REQUIREMENTS:
Gather all lines in the data that hold the string "Power".
··· DATA ···
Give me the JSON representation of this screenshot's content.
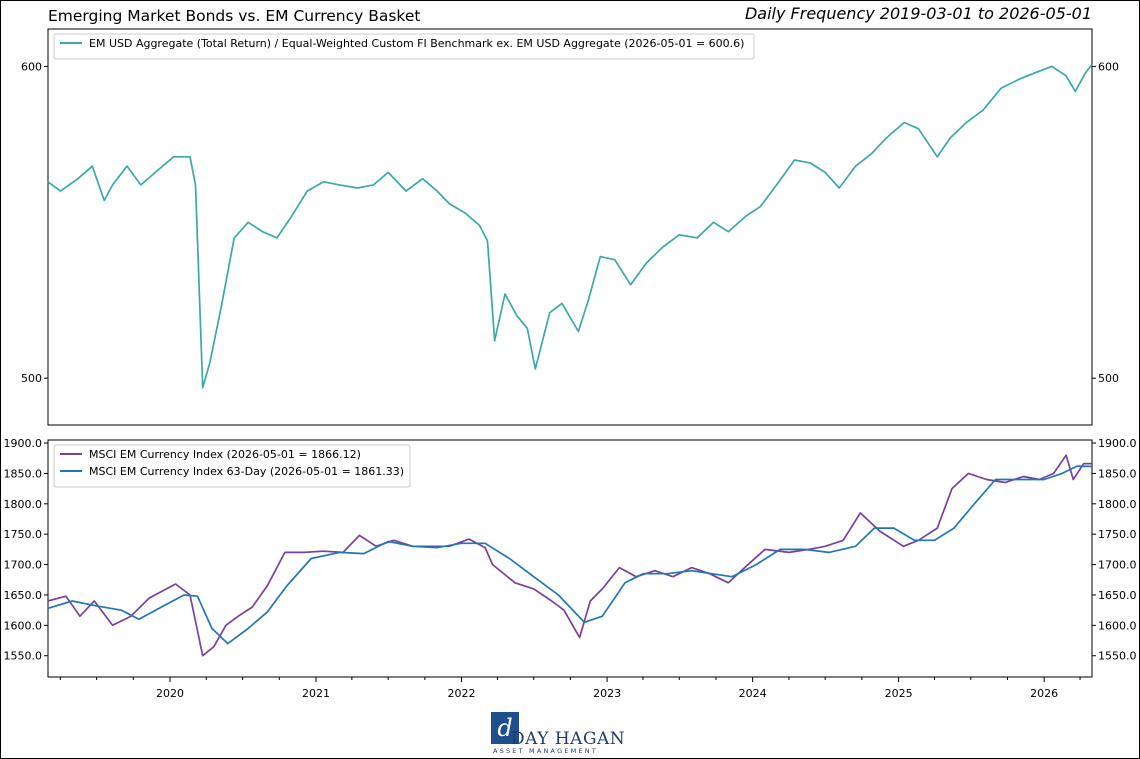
{
  "header": {
    "title": "Emerging Market Bonds vs. EM Currency Basket",
    "subtitle": "Daily Frequency 2019-03-01 to 2026-05-01"
  },
  "logo": {
    "mark": "d",
    "name": "DAY HAGAN",
    "tagline": "ASSET MANAGEMENT"
  },
  "chart_data": [
    {
      "type": "line",
      "panel": "top",
      "title": "",
      "xlabel": "",
      "ylabel": "",
      "xlim": [
        "2019-03-01",
        "2026-05-01"
      ],
      "ylim": [
        485,
        612
      ],
      "yticks": [
        500,
        600
      ],
      "ytick_labels": [
        "500",
        "600"
      ],
      "ytick_labels_right": true,
      "grid": false,
      "legend_position": "top-left",
      "series": [
        {
          "name": "EM USD Aggregate (Total Return) / Equal-Weighted Custom FI Benchmark ex. EM USD Aggregate (2026-05-01 = 600.6)",
          "color": "#3aa9a7",
          "x": [
            "2019-03-01",
            "2019-04-01",
            "2019-05-15",
            "2019-06-20",
            "2019-07-20",
            "2019-08-10",
            "2019-09-15",
            "2019-10-20",
            "2019-11-25",
            "2020-01-10",
            "2020-02-20",
            "2020-03-05",
            "2020-03-23",
            "2020-04-10",
            "2020-05-10",
            "2020-06-10",
            "2020-07-15",
            "2020-08-20",
            "2020-09-25",
            "2020-11-01",
            "2020-12-10",
            "2021-01-20",
            "2021-03-01",
            "2021-04-15",
            "2021-05-25",
            "2021-07-01",
            "2021-08-15",
            "2021-09-25",
            "2021-11-01",
            "2021-12-01",
            "2022-01-10",
            "2022-02-15",
            "2022-03-07",
            "2022-03-25",
            "2022-04-20",
            "2022-05-20",
            "2022-06-15",
            "2022-07-05",
            "2022-08-10",
            "2022-09-10",
            "2022-10-21",
            "2022-11-15",
            "2022-12-15",
            "2023-01-20",
            "2023-03-01",
            "2023-04-10",
            "2023-05-20",
            "2023-07-01",
            "2023-08-15",
            "2023-09-25",
            "2023-11-01",
            "2023-12-15",
            "2024-01-20",
            "2024-03-01",
            "2024-04-15",
            "2024-05-25",
            "2024-07-01",
            "2024-08-05",
            "2024-09-15",
            "2024-10-25",
            "2024-12-01",
            "2025-01-15",
            "2025-02-20",
            "2025-04-08",
            "2025-05-10",
            "2025-06-20",
            "2025-08-01",
            "2025-09-15",
            "2025-11-01",
            "2025-12-10",
            "2026-01-20",
            "2026-02-25",
            "2026-03-20",
            "2026-04-15",
            "2026-05-01"
          ],
          "values": [
            563,
            560,
            564,
            568,
            557,
            562,
            568,
            562,
            566,
            571,
            571,
            562,
            497,
            505,
            524,
            545,
            550,
            547,
            545,
            552,
            560,
            563,
            562,
            561,
            562,
            566,
            560,
            564,
            560,
            556,
            553,
            549,
            544,
            512,
            527,
            520,
            516,
            503,
            521,
            524,
            515,
            525,
            539,
            538,
            530,
            537,
            542,
            546,
            545,
            550,
            547,
            552,
            555,
            562,
            570,
            569,
            566,
            561,
            568,
            572,
            577,
            582,
            580,
            571,
            577,
            582,
            586,
            593,
            596,
            598,
            600,
            597,
            592,
            598,
            600.6
          ]
        }
      ]
    },
    {
      "type": "line",
      "panel": "bottom",
      "title": "",
      "xlabel": "",
      "ylabel": "",
      "xlim": [
        "2019-03-01",
        "2026-05-01"
      ],
      "ylim": [
        1515,
        1905
      ],
      "yticks": [
        1550,
        1600,
        1650,
        1700,
        1750,
        1800,
        1850,
        1900
      ],
      "ytick_labels": [
        "1550.0",
        "1600.0",
        "1650.0",
        "1700.0",
        "1750.0",
        "1800.0",
        "1850.0",
        "1900.0"
      ],
      "ytick_labels_right": true,
      "xticks": [
        "2020",
        "2021",
        "2022",
        "2023",
        "2024",
        "2025",
        "2026"
      ],
      "grid": false,
      "legend_position": "top-left",
      "series": [
        {
          "name": "MSCI EM Currency Index (2026-05-01 = 1866.12)",
          "color": "#7b3fa0",
          "x": [
            "2019-03-01",
            "2019-04-15",
            "2019-05-20",
            "2019-06-25",
            "2019-08-10",
            "2019-09-25",
            "2019-11-10",
            "2020-01-15",
            "2020-02-20",
            "2020-03-23",
            "2020-04-20",
            "2020-05-20",
            "2020-06-20",
            "2020-07-25",
            "2020-09-01",
            "2020-10-15",
            "2020-12-01",
            "2021-01-20",
            "2021-03-10",
            "2021-04-20",
            "2021-06-01",
            "2021-07-15",
            "2021-09-01",
            "2021-10-15",
            "2021-12-01",
            "2022-01-20",
            "2022-03-01",
            "2022-03-20",
            "2022-05-15",
            "2022-07-01",
            "2022-08-15",
            "2022-09-15",
            "2022-10-24",
            "2022-11-20",
            "2022-12-20",
            "2023-02-01",
            "2023-03-15",
            "2023-05-01",
            "2023-06-15",
            "2023-08-01",
            "2023-09-15",
            "2023-11-01",
            "2023-12-20",
            "2024-02-01",
            "2024-04-01",
            "2024-05-20",
            "2024-07-01",
            "2024-08-15",
            "2024-09-27",
            "2024-11-15",
            "2025-01-13",
            "2025-02-20",
            "2025-04-08",
            "2025-05-15",
            "2025-06-25",
            "2025-08-10",
            "2025-09-25",
            "2025-11-10",
            "2025-12-20",
            "2026-01-25",
            "2026-02-25",
            "2026-03-15",
            "2026-04-10",
            "2026-05-01"
          ],
          "values": [
            1640,
            1648,
            1615,
            1640,
            1600,
            1615,
            1645,
            1668,
            1650,
            1550,
            1565,
            1600,
            1615,
            1630,
            1665,
            1720,
            1720,
            1722,
            1720,
            1748,
            1730,
            1740,
            1730,
            1730,
            1730,
            1742,
            1728,
            1700,
            1670,
            1660,
            1640,
            1625,
            1580,
            1640,
            1660,
            1695,
            1680,
            1690,
            1680,
            1695,
            1685,
            1670,
            1700,
            1725,
            1720,
            1725,
            1730,
            1740,
            1785,
            1755,
            1730,
            1740,
            1760,
            1825,
            1850,
            1840,
            1835,
            1845,
            1840,
            1850,
            1880,
            1840,
            1866,
            1866.12
          ]
        },
        {
          "name": "MSCI EM Currency Index 63-Day (2026-05-01 = 1861.33)",
          "color": "#1f77b4",
          "x": [
            "2019-03-01",
            "2019-05-01",
            "2019-07-01",
            "2019-09-01",
            "2019-10-15",
            "2019-12-10",
            "2020-02-05",
            "2020-03-10",
            "2020-04-15",
            "2020-05-25",
            "2020-07-15",
            "2020-09-01",
            "2020-10-20",
            "2020-12-20",
            "2021-03-01",
            "2021-05-01",
            "2021-07-01",
            "2021-09-01",
            "2021-11-01",
            "2022-01-01",
            "2022-03-01",
            "2022-05-01",
            "2022-07-01",
            "2022-09-01",
            "2022-11-05",
            "2022-12-20",
            "2023-02-15",
            "2023-04-01",
            "2023-06-01",
            "2023-08-01",
            "2023-09-20",
            "2023-11-10",
            "2024-01-10",
            "2024-03-10",
            "2024-05-10",
            "2024-07-10",
            "2024-09-15",
            "2024-11-01",
            "2024-12-20",
            "2025-02-10",
            "2025-04-01",
            "2025-05-20",
            "2025-07-10",
            "2025-09-01",
            "2025-11-01",
            "2026-01-01",
            "2026-02-15",
            "2026-03-25",
            "2026-05-01"
          ],
          "values": [
            1628,
            1640,
            1632,
            1625,
            1610,
            1630,
            1650,
            1648,
            1595,
            1570,
            1595,
            1622,
            1665,
            1710,
            1720,
            1718,
            1738,
            1730,
            1728,
            1735,
            1735,
            1710,
            1680,
            1650,
            1605,
            1615,
            1670,
            1685,
            1685,
            1690,
            1685,
            1680,
            1700,
            1725,
            1725,
            1720,
            1730,
            1760,
            1760,
            1740,
            1740,
            1760,
            1800,
            1840,
            1840,
            1840,
            1850,
            1862,
            1861.33
          ]
        }
      ]
    }
  ]
}
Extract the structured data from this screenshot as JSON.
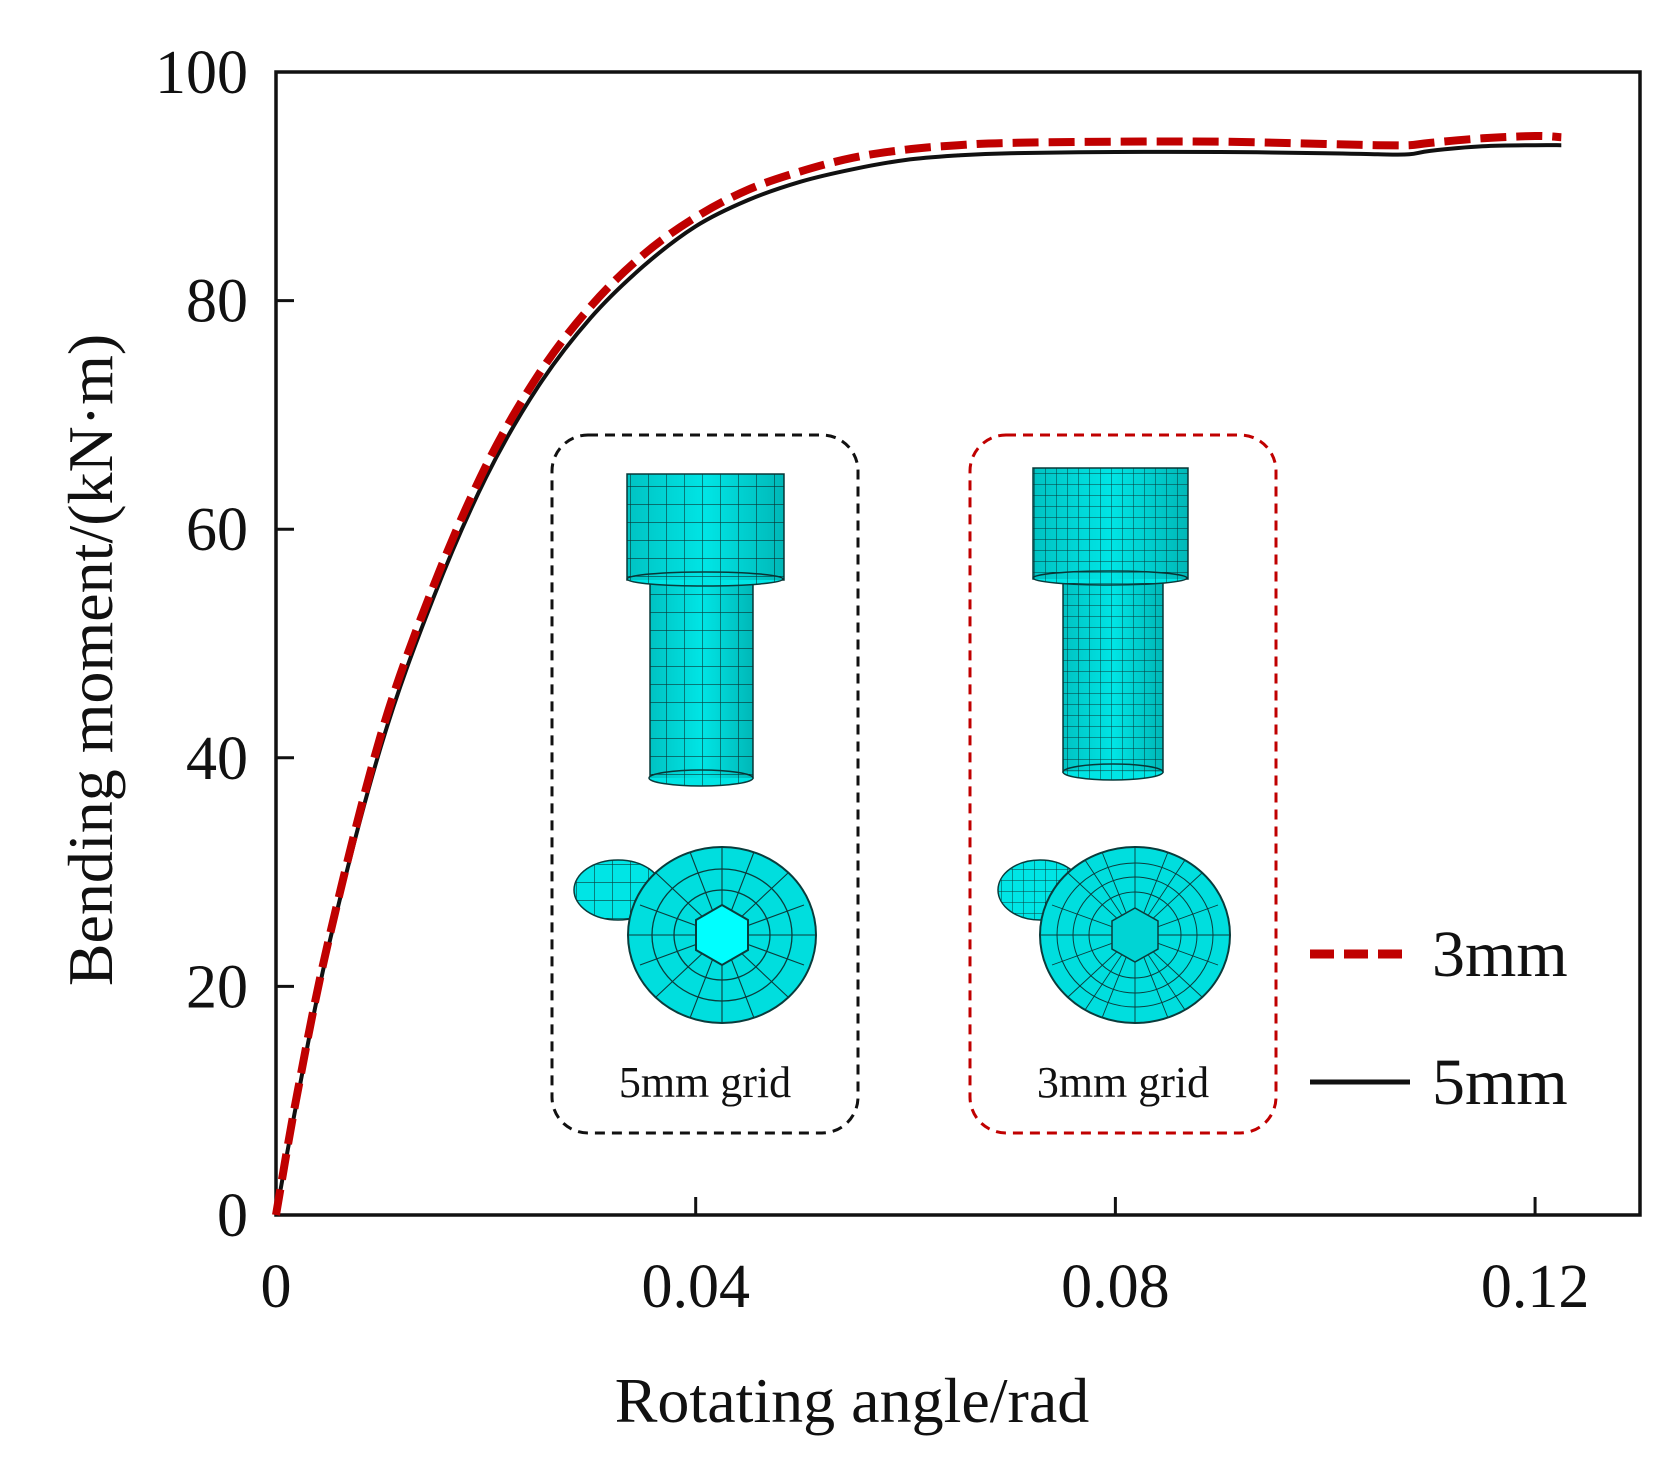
{
  "chart_data": {
    "type": "line",
    "title": "",
    "xlabel": "Rotating angle/rad",
    "ylabel": "Bending moment/(kN·m)",
    "xlim": [
      0,
      0.13
    ],
    "ylim": [
      0,
      100
    ],
    "xticks": [
      0,
      0.04,
      0.08,
      0.12
    ],
    "xtick_labels": [
      "0",
      "0.04",
      "0.08",
      "0.12"
    ],
    "yticks": [
      0,
      20,
      40,
      60,
      80,
      100
    ],
    "ytick_labels": [
      "0",
      "20",
      "40",
      "60",
      "80",
      "100"
    ],
    "grid": false,
    "legend_position": "bottom-right",
    "series": [
      {
        "name": "3mm",
        "color": "#c00000",
        "style": "dashed",
        "x": [
          0,
          0.002,
          0.005,
          0.01,
          0.015,
          0.02,
          0.025,
          0.03,
          0.035,
          0.04,
          0.045,
          0.05,
          0.055,
          0.06,
          0.065,
          0.07,
          0.08,
          0.09,
          0.1,
          0.105,
          0.108,
          0.11,
          0.115,
          0.12,
          0.1225
        ],
        "y": [
          0,
          10.5,
          24,
          42,
          55,
          65.5,
          73.5,
          79.5,
          84,
          87.3,
          89.7,
          91.3,
          92.5,
          93.2,
          93.6,
          93.8,
          93.9,
          93.9,
          93.7,
          93.6,
          93.6,
          93.8,
          94.2,
          94.4,
          94.3
        ]
      },
      {
        "name": "5mm",
        "color": "#111111",
        "style": "solid",
        "x": [
          0,
          0.002,
          0.005,
          0.01,
          0.015,
          0.02,
          0.025,
          0.03,
          0.035,
          0.04,
          0.045,
          0.05,
          0.055,
          0.06,
          0.065,
          0.07,
          0.08,
          0.09,
          0.1,
          0.105,
          0.108,
          0.11,
          0.115,
          0.12,
          0.1225
        ],
        "y": [
          0,
          10,
          23.5,
          41,
          54,
          64.5,
          72.5,
          78.5,
          83,
          86.5,
          88.8,
          90.4,
          91.5,
          92.3,
          92.7,
          92.9,
          93,
          93,
          92.9,
          92.8,
          92.8,
          93.1,
          93.5,
          93.6,
          93.6
        ]
      }
    ],
    "insets": [
      {
        "label": "5mm grid",
        "border_color": "#111111"
      },
      {
        "label": "3mm grid",
        "border_color": "#c00000"
      }
    ]
  },
  "colors": {
    "mesh_fill": "#00e5e5",
    "mesh_line": "#0a3c3c",
    "axis": "#111111"
  }
}
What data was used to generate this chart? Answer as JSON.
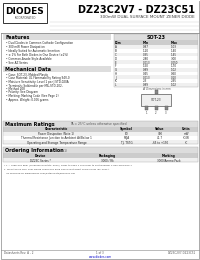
{
  "title_main": "DZ23C2V7 - DZ23C51",
  "subtitle": "300mW DUAL SURFACE MOUNT ZENER DIODE",
  "logo_text": "DIODES",
  "logo_sub": "INCORPORATED",
  "bg_color": "#ffffff",
  "features_title": "Features",
  "features": [
    "Dual Diodes in Common-Cathode Configuration",
    "300 mW Power Dissipation",
    "Ideally Suited for Automatic Insertion",
    "± 1% For Both Diodes in One Device (±2%)",
    "Common-Anode Style Available",
    "See AZ Series"
  ],
  "mech_title": "Mechanical Data",
  "mech_items": [
    "Case: SOT-23, Molded Plastic",
    "Case Material: UL Flammability Rating 94V-0",
    "Moisture Sensitivity: Level 1 per J-STD-020A",
    "Terminals: Solderable per MIL-STD-202,",
    "Method 208",
    "Polarity: See Diagram",
    "Marking: Marking Code (See Page 2)",
    "Approx. Weight: 0.006 grams"
  ],
  "ratings_title": "Maximum Ratings",
  "ratings_note": "TA = 25°C unless otherwise specified",
  "ratings_headers": [
    "Characteristic",
    "Symbol",
    "Value",
    "Units"
  ],
  "ratings_rows": [
    [
      "Power Dissipation (Note 1)",
      "PD",
      "300",
      "mW"
    ],
    [
      "Thermal Resistance Junction to Ambient At/Below 1",
      "RθJA",
      "41.7",
      "°C/W"
    ],
    [
      "Operating and Storage Temperature Range",
      "TJ, TSTG",
      "-65 to +150",
      "°C"
    ]
  ],
  "ordering_title": "Ordering Information",
  "ordering_note": "(Note 1)",
  "ordering_headers": [
    "Device",
    "Packaging",
    "Marking"
  ],
  "ordering_rows": [
    [
      "DZ23C Series *",
      "3000 / Rk",
      "3000/Ammo Pack"
    ]
  ],
  "table_title": "SOT-23",
  "table_headers": [
    "Dim",
    "Min",
    "Max"
  ],
  "table_rows": [
    [
      "A",
      "0.87",
      "1.03"
    ],
    [
      "B",
      "1.20",
      "1.40"
    ],
    [
      "C",
      "0.35",
      "1.45"
    ],
    [
      "D",
      "2.80",
      "3.00"
    ],
    [
      "E",
      "0.013",
      "0.050"
    ],
    [
      "F",
      "1.50",
      "1.70"
    ],
    [
      "G",
      "0.89",
      "1.02"
    ],
    [
      "H",
      "0.45",
      "0.60"
    ],
    [
      "J",
      "0.013",
      "0.10"
    ],
    [
      "K",
      "2.3",
      "2.65"
    ],
    [
      "L",
      "0.89",
      "1.02"
    ]
  ],
  "table_note": "All Dimensions in mm",
  "footer_left": "Datasheets Rev. A - 2",
  "footer_mid": "1 of 3",
  "footer_right": "DZ23C2V7-DZ23C51",
  "footer_url": "www.diodes.com",
  "note1": "* T = Tape and Reel (Minimum quantity: 3000). Refer to Page 4 and refer to Part Number 1-800-4DIODES-1",
  "note2": "1. Mounted on FR4, PCB, Board commend area pad layout effort comes from IPC-2221A",
  "note3": "   as specified by www.diodes.com/datasheets/ap02001.pdf",
  "section_bar_color": "#dddddd",
  "header_col_color": "#cccccc",
  "alt_row_color": "#f0f0f0"
}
···
TASK OUTPUT:
    "300 mW Power Dissipation",
      "Power Dissipation (Note 1)",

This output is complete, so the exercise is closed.